Exactly reproduce each record listed below.
◇ ◇ ◇ ◇ ◇
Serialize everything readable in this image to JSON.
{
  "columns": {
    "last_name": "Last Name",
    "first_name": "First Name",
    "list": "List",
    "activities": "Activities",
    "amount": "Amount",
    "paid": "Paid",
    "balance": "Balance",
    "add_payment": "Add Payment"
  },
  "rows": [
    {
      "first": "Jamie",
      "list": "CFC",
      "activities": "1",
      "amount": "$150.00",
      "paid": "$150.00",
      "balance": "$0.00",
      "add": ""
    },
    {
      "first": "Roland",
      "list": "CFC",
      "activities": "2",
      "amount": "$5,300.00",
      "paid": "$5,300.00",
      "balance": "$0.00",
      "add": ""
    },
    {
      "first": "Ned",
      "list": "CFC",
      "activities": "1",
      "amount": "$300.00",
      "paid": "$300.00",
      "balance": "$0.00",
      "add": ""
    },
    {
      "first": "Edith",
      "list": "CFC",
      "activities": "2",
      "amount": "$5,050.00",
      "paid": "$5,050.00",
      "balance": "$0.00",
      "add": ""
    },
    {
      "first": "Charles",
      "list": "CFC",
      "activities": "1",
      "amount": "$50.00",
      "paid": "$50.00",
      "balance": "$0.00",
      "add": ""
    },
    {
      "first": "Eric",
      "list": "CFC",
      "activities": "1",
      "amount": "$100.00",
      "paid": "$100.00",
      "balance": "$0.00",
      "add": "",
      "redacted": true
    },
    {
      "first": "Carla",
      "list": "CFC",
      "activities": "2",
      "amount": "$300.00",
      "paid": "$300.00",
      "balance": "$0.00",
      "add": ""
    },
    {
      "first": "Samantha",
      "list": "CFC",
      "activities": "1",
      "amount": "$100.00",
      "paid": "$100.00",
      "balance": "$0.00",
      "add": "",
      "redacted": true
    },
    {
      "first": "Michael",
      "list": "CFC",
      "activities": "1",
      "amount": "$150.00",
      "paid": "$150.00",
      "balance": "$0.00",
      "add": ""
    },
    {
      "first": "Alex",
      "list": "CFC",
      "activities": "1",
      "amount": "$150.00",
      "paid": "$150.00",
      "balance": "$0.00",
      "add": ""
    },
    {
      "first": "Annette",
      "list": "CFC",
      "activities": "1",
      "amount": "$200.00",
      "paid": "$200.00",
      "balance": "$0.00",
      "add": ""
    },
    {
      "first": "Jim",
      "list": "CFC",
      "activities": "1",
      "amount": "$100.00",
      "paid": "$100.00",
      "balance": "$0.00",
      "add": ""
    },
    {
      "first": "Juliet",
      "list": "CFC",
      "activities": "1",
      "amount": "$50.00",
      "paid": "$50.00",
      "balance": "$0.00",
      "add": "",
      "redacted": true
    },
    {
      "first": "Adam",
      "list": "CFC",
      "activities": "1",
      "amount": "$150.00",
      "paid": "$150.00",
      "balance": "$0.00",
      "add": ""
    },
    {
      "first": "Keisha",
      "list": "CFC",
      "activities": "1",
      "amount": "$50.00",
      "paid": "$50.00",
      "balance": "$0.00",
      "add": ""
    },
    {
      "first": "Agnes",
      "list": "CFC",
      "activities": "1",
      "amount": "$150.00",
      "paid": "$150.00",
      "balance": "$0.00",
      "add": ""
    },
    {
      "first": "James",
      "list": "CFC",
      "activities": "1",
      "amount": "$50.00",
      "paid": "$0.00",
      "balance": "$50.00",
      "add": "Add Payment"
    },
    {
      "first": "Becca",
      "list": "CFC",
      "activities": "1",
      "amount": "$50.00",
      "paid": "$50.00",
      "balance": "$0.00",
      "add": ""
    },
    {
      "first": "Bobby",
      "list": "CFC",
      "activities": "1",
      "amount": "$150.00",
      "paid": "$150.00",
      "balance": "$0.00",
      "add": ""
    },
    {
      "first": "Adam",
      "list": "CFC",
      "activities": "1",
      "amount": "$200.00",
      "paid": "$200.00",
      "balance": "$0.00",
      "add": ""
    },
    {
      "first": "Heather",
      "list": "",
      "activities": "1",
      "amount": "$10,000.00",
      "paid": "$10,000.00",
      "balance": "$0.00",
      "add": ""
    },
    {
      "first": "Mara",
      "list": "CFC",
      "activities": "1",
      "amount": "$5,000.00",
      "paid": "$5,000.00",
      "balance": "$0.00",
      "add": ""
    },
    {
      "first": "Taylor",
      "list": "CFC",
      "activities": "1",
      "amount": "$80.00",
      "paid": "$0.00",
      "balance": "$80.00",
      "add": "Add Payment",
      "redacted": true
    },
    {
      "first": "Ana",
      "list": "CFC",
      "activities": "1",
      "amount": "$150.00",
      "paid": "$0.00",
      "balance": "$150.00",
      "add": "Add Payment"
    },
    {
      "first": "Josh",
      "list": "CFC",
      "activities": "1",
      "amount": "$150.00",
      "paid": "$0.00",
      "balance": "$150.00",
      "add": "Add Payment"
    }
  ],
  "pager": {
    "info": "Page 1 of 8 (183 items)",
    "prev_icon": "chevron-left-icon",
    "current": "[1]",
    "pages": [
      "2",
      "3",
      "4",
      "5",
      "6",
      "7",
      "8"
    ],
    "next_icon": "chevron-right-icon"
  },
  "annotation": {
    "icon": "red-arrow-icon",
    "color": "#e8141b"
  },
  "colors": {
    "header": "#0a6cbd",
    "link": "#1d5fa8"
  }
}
◇ ◇ ◇ ◇ ◇
_Response to the exercise_
Serialize everything readable in this image to JSON.
{
  "columns": {
    "last_name": "Last Name",
    "first_name": "First Name",
    "list": "List",
    "activities": "Activities",
    "amount": "Amount",
    "paid": "Paid",
    "balance": "Balance",
    "add_payment": "Add Payment"
  },
  "rows": [
    {
      "first": "Jamie",
      "list": "CFC",
      "activities": "1",
      "amount": "$150.00",
      "paid": "$150.00",
      "balance": "$0.00",
      "add": ""
    },
    {
      "first": "Roland",
      "list": "CFC",
      "activities": "2",
      "amount": "$5,300.00",
      "paid": "$5,300.00",
      "balance": "$0.00",
      "add": ""
    },
    {
      "first": "Ned",
      "list": "CFC",
      "activities": "1",
      "amount": "$300.00",
      "paid": "$300.00",
      "balance": "$0.00",
      "add": ""
    },
    {
      "first": "Edith",
      "list": "CFC",
      "activities": "2",
      "amount": "$5,050.00",
      "paid": "$5,050.00",
      "balance": "$0.00",
      "add": ""
    },
    {
      "first": "Charles",
      "list": "CFC",
      "activities": "1",
      "amount": "$50.00",
      "paid": "$50.00",
      "balance": "$0.00",
      "add": ""
    },
    {
      "first": "Eric",
      "list": "CFC",
      "activities": "1",
      "amount": "$100.00",
      "paid": "$100.00",
      "balance": "$0.00",
      "add": "",
      "redacted": true
    },
    {
      "first": "Carla",
      "list": "CFC",
      "activities": "2",
      "amount": "$300.00",
      "paid": "$300.00",
      "balance": "$0.00",
      "add": ""
    },
    {
      "first": "Samantha",
      "list": "CFC",
      "activities": "1",
      "amount": "$100.00",
      "paid": "$100.00",
      "balance": "$0.00",
      "add": "",
      "redacted": true
    },
    {
      "first": "Michael",
      "list": "CFC",
      "activities": "1",
      "amount": "$150.00",
      "paid": "$150.00",
      "balance": "$0.00",
      "add": ""
    },
    {
      "first": "Alex",
      "list": "CFC",
      "activities": "1",
      "amount": "$150.00",
      "paid": "$150.00",
      "balance": "$0.00",
      "add": ""
    },
    {
      "first": "Annette",
      "list": "CFC",
      "activities": "1",
      "amount": "$200.00",
      "paid": "$200.00",
      "balance": "$0.00",
      "add": ""
    },
    {
      "first": "Jim",
      "list": "CFC",
      "activities": "1",
      "amount": "$100.00",
      "paid": "$100.00",
      "balance": "$0.00",
      "add": ""
    },
    {
      "first": "Juliet",
      "list": "CFC",
      "activities": "1",
      "amount": "$50.00",
      "paid": "$50.00",
      "balance": "$0.00",
      "add": "",
      "redacted": true
    },
    {
      "first": "Adam",
      "list": "CFC",
      "activities": "1",
      "amount": "$150.00",
      "paid": "$150.00",
      "balance": "$0.00",
      "add": ""
    },
    {
      "first": "Keisha",
      "list": "CFC",
      "activities": "1",
      "amount": "$50.00",
      "paid": "$50.00",
      "balance": "$0.00",
      "add": ""
    },
    {
      "first": "Agnes",
      "list": "CFC",
      "activities": "1",
      "amount": "$150.00",
      "paid": "$150.00",
      "balance": "$0.00",
      "add": ""
    },
    {
      "first": "James",
      "list": "CFC",
      "activities": "1",
      "amount": "$50.00",
      "paid": "$0.00",
      "balance": "$50.00",
      "add": "Add Payment"
    },
    {
      "first": "Becca",
      "list": "CFC",
      "activities": "1",
      "amount": "$50.00",
      "paid": "$50.00",
      "balance": "$0.00",
      "add": ""
    },
    {
      "first": "Bobby",
      "list": "CFC",
      "activities": "1",
      "amount": "$150.00",
      "paid": "$150.00",
      "balance": "$0.00",
      "add": ""
    },
    {
      "first": "Adam",
      "list": "CFC",
      "activities": "1",
      "amount": "$200.00",
      "paid": "$200.00",
      "balance": "$0.00",
      "add": ""
    },
    {
      "first": "Heather",
      "list": "",
      "activities": "1",
      "amount": "$10,000.00",
      "paid": "$10,000.00",
      "balance": "$0.00",
      "add": ""
    },
    {
      "first": "Mara",
      "list": "CFC",
      "activities": "1",
      "amount": "$5,000.00",
      "paid": "$5,000.00",
      "balance": "$0.00",
      "add": ""
    },
    {
      "first": "Taylor",
      "list": "CFC",
      "activities": "1",
      "amount": "$80.00",
      "paid": "$0.00",
      "balance": "$80.00",
      "add": "Add Payment",
      "redacted": true
    },
    {
      "first": "Ana",
      "list": "CFC",
      "activities": "1",
      "amount": "$150.00",
      "paid": "$0.00",
      "balance": "$150.00",
      "add": "Add Payment"
    },
    {
      "first": "Josh",
      "list": "CFC",
      "activities": "1",
      "amount": "$150.00",
      "paid": "$0.00",
      "balance": "$150.00",
      "add": "Add Payment"
    }
  ],
  "pager": {
    "info": "Page 1 of 8 (183 items)",
    "prev_icon": "chevron-left-icon",
    "current": "[1]",
    "pages": [
      "2",
      "3",
      "4",
      "5",
      "6",
      "7",
      "8"
    ],
    "next_icon": "chevron-right-icon"
  },
  "annotation": {
    "icon": "red-arrow-icon",
    "color": "#e8141b"
  },
  "colors": {
    "header": "#0a6cbd",
    "link": "#1d5fa8"
  }
}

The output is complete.